* [To do]: Quote the records beneath, complete and exact. Leave out images.

* [Data for processing]:
·····

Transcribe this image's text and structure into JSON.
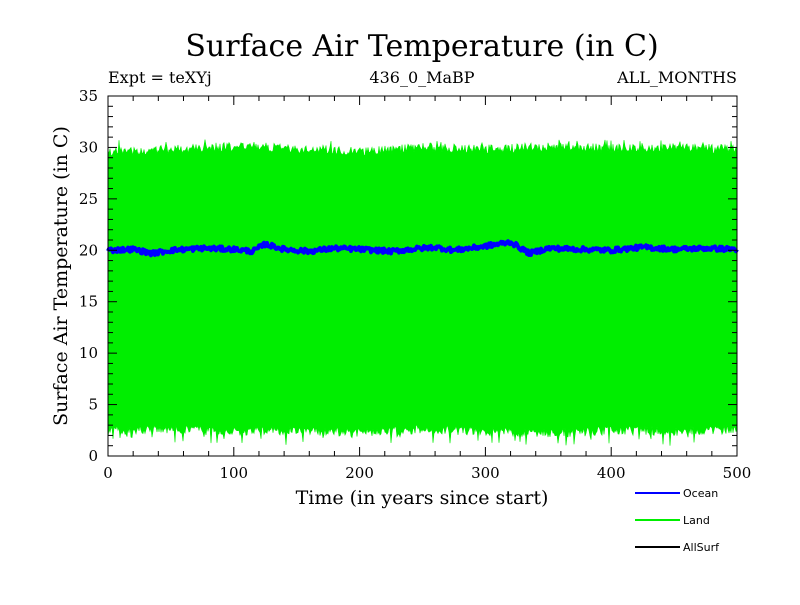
{
  "header": {
    "title": "Surface Air Temperature (in C)",
    "expt_label": "Expt = teXYj",
    "run_label": "436_0_MaBP",
    "months_label": "ALL_MONTHS"
  },
  "chart_data": {
    "type": "line",
    "title": "Surface Air Temperature (in C)",
    "xlabel": "Time (in years since start)",
    "ylabel": "Surface Air Temperature (in C)",
    "xlim": [
      0,
      500
    ],
    "ylim": [
      0,
      35
    ],
    "xticks": [
      0,
      100,
      200,
      300,
      400,
      500
    ],
    "yticks": [
      0,
      5,
      10,
      15,
      20,
      25,
      30,
      35
    ],
    "grid": false,
    "legend_position": "bottom-right",
    "series": [
      {
        "name": "Land",
        "color": "#00ee00",
        "style": "seasonal-cycle-band",
        "x": [
          0,
          50,
          100,
          150,
          200,
          250,
          300,
          350,
          400,
          450,
          500
        ],
        "y_max": [
          29.5,
          29.8,
          30.1,
          29.9,
          29.6,
          30.0,
          29.8,
          30.1,
          29.9,
          30.0,
          29.8
        ],
        "y_min": [
          2.5,
          2.6,
          2.4,
          2.5,
          2.3,
          2.6,
          2.4,
          2.2,
          2.5,
          2.4,
          2.6
        ],
        "y_max_extreme": 30.8,
        "y_min_extreme": 1.0
      },
      {
        "name": "Ocean",
        "color": "#0000ff",
        "x": [
          0,
          20,
          35,
          50,
          75,
          100,
          115,
          125,
          140,
          160,
          180,
          200,
          225,
          250,
          260,
          275,
          300,
          320,
          335,
          350,
          375,
          400,
          425,
          450,
          475,
          500
        ],
        "y": [
          20.0,
          20.1,
          19.7,
          20.0,
          20.2,
          20.1,
          19.9,
          20.6,
          20.1,
          19.9,
          20.2,
          20.1,
          19.9,
          20.2,
          20.3,
          20.0,
          20.4,
          20.8,
          19.7,
          20.2,
          20.1,
          20.0,
          20.3,
          20.1,
          20.2,
          20.1
        ]
      },
      {
        "name": "AllSurf",
        "color": "#000000",
        "x": [],
        "y": []
      }
    ]
  }
}
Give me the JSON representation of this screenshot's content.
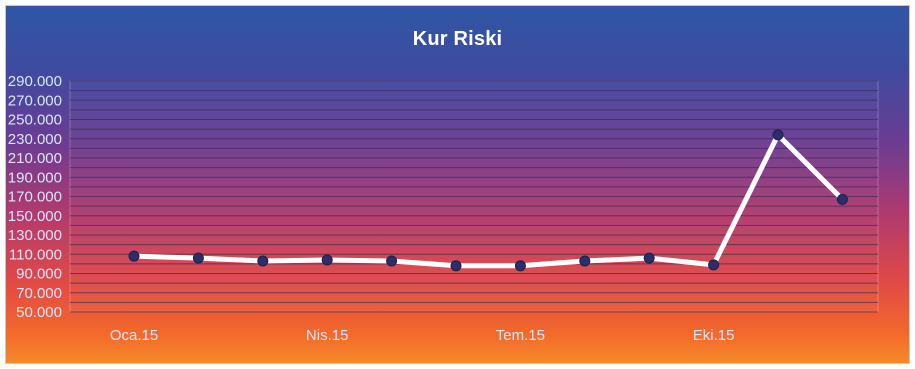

·····

* [Finished exercise]:
Transcribe this image's text and structure into JSON.
{
  "header": {
    "title": "Surface Air Temperature (in C)",
    "expt_label": "Expt = teXYj",
    "run_label": "436_0_MaBP",
    "months_label": "ALL_MONTHS"
  },
  "chart_data": {
    "type": "line",
    "title": "Surface Air Temperature (in C)",
    "xlabel": "Time (in years since start)",
    "ylabel": "Surface Air Temperature (in C)",
    "xlim": [
      0,
      500
    ],
    "ylim": [
      0,
      35
    ],
    "xticks": [
      0,
      100,
      200,
      300,
      400,
      500
    ],
    "yticks": [
      0,
      5,
      10,
      15,
      20,
      25,
      30,
      35
    ],
    "grid": false,
    "legend_position": "bottom-right",
    "series": [
      {
        "name": "Land",
        "color": "#00ee00",
        "style": "seasonal-cycle-band",
        "x": [
          0,
          50,
          100,
          150,
          200,
          250,
          300,
          350,
          400,
          450,
          500
        ],
        "y_max": [
          29.5,
          29.8,
          30.1,
          29.9,
          29.6,
          30.0,
          29.8,
          30.1,
          29.9,
          30.0,
          29.8
        ],
        "y_min": [
          2.5,
          2.6,
          2.4,
          2.5,
          2.3,
          2.6,
          2.4,
          2.2,
          2.5,
          2.4,
          2.6
        ],
        "y_max_extreme": 30.8,
        "y_min_extreme": 1.0
      },
      {
        "name": "Ocean",
        "color": "#0000ff",
        "x": [
          0,
          20,
          35,
          50,
          75,
          100,
          115,
          125,
          140,
          160,
          180,
          200,
          225,
          250,
          260,
          275,
          300,
          320,
          335,
          350,
          375,
          400,
          425,
          450,
          475,
          500
        ],
        "y": [
          20.0,
          20.1,
          19.7,
          20.0,
          20.2,
          20.1,
          19.9,
          20.6,
          20.1,
          19.9,
          20.2,
          20.1,
          19.9,
          20.2,
          20.3,
          20.0,
          20.4,
          20.8,
          19.7,
          20.2,
          20.1,
          20.0,
          20.3,
          20.1,
          20.2,
          20.1
        ]
      },
      {
        "name": "AllSurf",
        "color": "#000000",
        "x": [],
        "y": []
      }
    ]
  }
}
Give me the JSON representation of this screenshot's content.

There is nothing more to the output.